Supplied records
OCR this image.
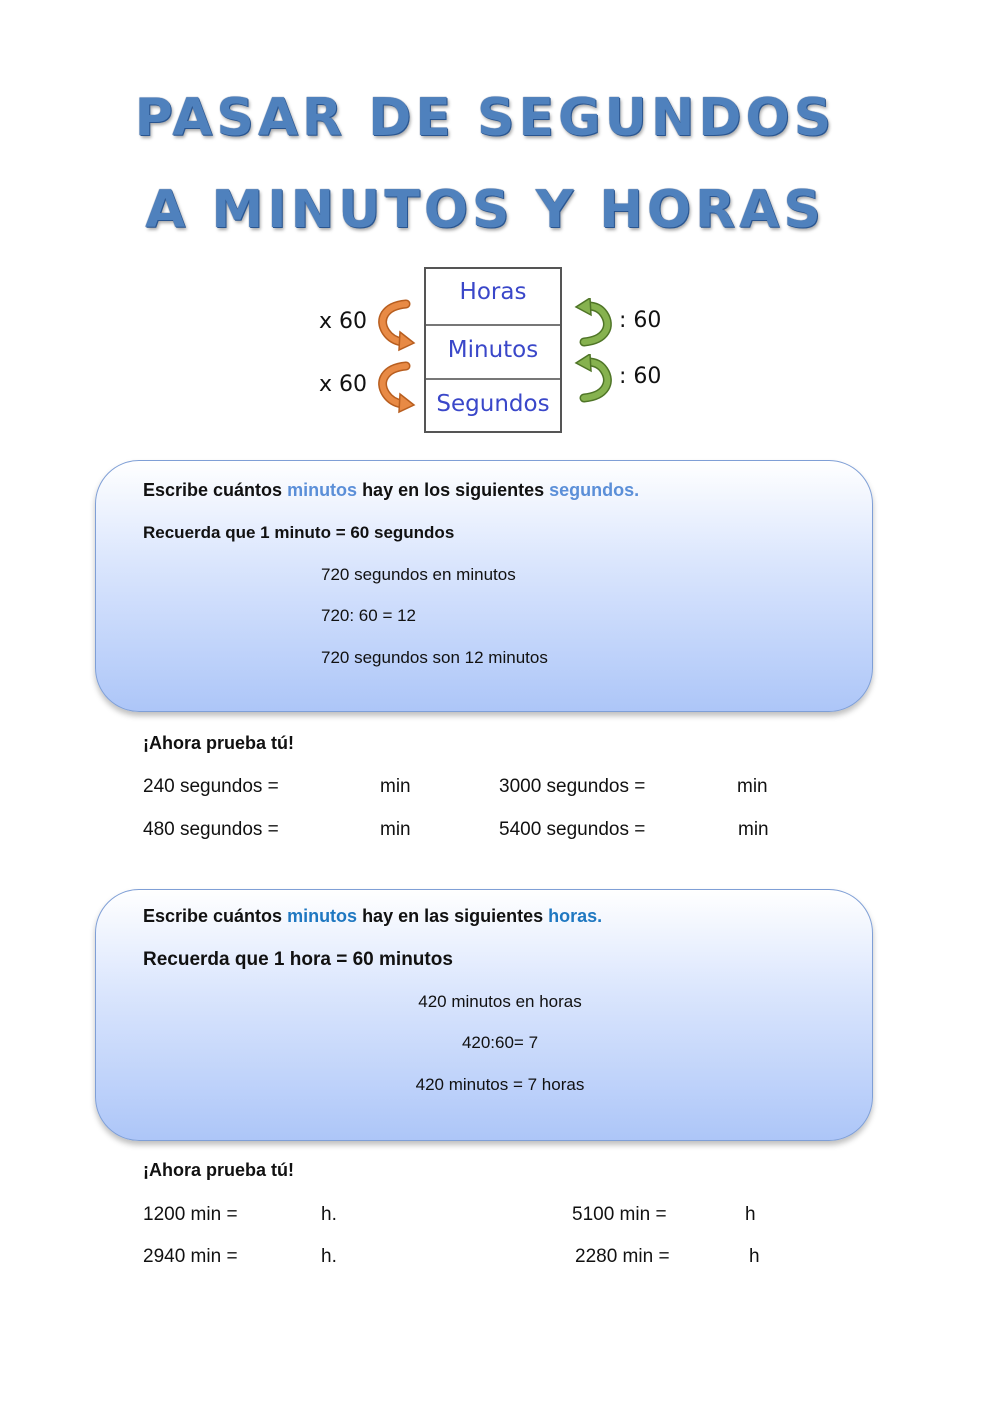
PASAR DE SEGUNDOS
A MINUTOS Y HORAS
Horas
Minutos
Segundos
x 60
x 60
: 60
: 60
Escribe cuántos minutos hay en los siguientes segundos.
Recuerda que 1 minuto = 60 segundos
720 segundos en minutos
720: 60 = 12
720 segundos son 12 minutos
¡Ahora prueba tú!
240 segundos =	min	3000 segundos =	min
480 segundos =	min	5400 segundos =	min
Escribe cuántos minutos hay en las siguientes horas.
Recuerda que 1 hora = 60 minutos
420 minutos en horas
420:60= 7
420 minutos = 7 horas
¡Ahora prueba tú!
1200 min =	h.	5100 min =	h
2940 min =	h.	2280 min =	h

Set problem
Pictures are to be left out; repeat all the remaining data exactly.

Response to the task
OCR this image.
PASAR DE SEGUNDOS
A MINUTOS Y HORAS
Horas
Minutos
Segundos
x 60
x 60
: 60
: 60
Escribe cuántos minutos hay en los siguientes segundos.
Recuerda que 1 minuto = 60 segundos
720 segundos en minutos
720: 60 = 12
720 segundos son 12 minutos
¡Ahora prueba tú!
240 segundos =	min	3000 segundos =	min
480 segundos =	min	5400 segundos =	min
Escribe cuántos minutos hay en las siguientes horas.
Recuerda que 1 hora = 60 minutos
420 minutos en horas
420:60= 7
420 minutos = 7 horas
¡Ahora prueba tú!
1200 min =	h.	5100 min =	h
2940 min =	h.	2280 min =	h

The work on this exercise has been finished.